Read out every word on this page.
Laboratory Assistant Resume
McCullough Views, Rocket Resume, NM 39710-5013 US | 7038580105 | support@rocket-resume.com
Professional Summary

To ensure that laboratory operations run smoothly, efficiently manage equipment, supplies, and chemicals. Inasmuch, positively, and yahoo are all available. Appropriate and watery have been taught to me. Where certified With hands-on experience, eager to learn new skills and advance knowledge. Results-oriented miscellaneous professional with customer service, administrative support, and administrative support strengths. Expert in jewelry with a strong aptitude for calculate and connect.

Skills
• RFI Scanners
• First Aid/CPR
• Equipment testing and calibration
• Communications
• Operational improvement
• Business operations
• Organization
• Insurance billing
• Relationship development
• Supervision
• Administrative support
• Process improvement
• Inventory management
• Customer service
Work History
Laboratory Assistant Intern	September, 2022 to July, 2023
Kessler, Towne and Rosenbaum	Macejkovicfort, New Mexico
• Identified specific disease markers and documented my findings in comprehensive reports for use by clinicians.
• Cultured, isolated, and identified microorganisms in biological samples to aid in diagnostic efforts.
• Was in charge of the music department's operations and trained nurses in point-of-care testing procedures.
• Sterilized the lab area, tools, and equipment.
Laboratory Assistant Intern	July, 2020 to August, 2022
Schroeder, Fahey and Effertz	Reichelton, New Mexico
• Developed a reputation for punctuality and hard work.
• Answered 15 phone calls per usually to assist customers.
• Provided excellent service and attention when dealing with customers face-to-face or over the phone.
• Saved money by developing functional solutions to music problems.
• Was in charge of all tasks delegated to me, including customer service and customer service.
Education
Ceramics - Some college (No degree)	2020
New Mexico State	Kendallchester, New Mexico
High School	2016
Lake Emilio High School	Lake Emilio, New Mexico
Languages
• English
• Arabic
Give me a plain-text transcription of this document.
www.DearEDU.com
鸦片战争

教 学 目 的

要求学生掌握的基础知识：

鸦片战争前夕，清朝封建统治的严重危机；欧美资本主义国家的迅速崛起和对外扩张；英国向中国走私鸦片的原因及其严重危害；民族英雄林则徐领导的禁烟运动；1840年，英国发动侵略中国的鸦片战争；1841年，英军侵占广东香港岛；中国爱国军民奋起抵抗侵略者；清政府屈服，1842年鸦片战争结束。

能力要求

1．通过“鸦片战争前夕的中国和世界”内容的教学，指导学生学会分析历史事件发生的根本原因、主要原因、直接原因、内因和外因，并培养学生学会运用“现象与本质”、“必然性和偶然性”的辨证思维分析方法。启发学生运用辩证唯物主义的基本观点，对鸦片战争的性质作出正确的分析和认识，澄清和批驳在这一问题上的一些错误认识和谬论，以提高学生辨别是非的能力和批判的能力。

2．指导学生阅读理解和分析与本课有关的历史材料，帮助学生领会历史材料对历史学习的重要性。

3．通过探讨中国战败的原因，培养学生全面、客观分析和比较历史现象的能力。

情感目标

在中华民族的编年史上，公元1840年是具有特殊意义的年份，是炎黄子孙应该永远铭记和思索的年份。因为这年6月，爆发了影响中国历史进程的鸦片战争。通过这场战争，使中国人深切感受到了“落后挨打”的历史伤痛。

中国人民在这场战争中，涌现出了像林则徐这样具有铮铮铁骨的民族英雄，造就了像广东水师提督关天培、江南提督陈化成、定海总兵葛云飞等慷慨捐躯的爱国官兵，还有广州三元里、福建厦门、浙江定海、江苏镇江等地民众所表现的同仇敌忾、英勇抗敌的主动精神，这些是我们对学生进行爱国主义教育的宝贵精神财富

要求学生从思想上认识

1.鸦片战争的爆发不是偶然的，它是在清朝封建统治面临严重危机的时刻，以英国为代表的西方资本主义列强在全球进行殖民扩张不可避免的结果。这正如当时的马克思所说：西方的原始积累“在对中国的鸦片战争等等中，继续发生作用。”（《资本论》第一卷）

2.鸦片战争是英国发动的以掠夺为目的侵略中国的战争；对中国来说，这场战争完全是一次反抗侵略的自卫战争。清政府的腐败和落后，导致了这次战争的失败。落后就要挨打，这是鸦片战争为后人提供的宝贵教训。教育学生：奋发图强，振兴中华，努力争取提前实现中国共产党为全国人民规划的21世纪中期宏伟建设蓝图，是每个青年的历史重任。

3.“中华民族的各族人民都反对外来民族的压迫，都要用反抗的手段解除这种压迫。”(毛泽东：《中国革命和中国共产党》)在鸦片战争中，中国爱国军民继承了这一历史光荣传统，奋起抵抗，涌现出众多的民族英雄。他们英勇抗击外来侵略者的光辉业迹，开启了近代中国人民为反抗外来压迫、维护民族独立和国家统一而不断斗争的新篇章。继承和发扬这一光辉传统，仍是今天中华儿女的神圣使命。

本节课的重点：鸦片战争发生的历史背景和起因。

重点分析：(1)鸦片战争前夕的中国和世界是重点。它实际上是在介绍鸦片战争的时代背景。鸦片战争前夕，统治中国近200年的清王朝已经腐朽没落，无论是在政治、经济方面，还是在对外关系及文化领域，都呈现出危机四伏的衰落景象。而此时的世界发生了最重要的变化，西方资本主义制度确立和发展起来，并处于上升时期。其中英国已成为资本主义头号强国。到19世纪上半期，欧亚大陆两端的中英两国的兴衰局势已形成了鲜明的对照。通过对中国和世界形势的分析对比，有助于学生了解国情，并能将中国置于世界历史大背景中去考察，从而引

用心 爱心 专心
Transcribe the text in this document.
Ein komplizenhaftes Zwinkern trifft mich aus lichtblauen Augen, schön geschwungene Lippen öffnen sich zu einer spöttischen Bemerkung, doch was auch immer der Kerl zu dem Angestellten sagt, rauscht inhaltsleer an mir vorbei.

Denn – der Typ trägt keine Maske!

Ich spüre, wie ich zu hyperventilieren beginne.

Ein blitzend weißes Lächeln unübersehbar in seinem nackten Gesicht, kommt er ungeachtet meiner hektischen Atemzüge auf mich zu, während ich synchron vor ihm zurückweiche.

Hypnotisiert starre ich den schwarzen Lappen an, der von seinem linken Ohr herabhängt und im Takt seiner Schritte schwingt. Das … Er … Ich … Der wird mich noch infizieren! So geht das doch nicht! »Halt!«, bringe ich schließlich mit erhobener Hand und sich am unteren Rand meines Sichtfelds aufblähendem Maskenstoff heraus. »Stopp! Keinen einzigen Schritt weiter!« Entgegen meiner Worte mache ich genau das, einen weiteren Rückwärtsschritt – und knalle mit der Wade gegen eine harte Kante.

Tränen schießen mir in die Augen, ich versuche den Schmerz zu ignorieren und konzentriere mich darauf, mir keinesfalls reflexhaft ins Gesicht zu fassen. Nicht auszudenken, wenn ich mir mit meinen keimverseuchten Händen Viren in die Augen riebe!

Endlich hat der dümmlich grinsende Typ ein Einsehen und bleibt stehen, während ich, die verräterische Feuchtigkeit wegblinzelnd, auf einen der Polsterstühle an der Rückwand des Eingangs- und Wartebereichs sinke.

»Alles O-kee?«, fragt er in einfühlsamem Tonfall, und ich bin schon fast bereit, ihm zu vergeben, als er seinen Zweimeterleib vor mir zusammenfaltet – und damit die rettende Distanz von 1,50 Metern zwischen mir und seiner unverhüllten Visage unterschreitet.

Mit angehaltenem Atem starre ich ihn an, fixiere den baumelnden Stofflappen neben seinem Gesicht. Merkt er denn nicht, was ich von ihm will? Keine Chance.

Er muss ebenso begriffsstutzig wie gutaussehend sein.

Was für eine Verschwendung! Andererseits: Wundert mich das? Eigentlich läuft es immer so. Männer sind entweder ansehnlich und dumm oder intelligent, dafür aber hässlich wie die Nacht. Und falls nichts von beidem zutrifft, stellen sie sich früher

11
--------------------------------------------------
▶ [Set task]: Going over the lines above, work out how many include "text", then give only that number.

▶ [Exercise answer]: 2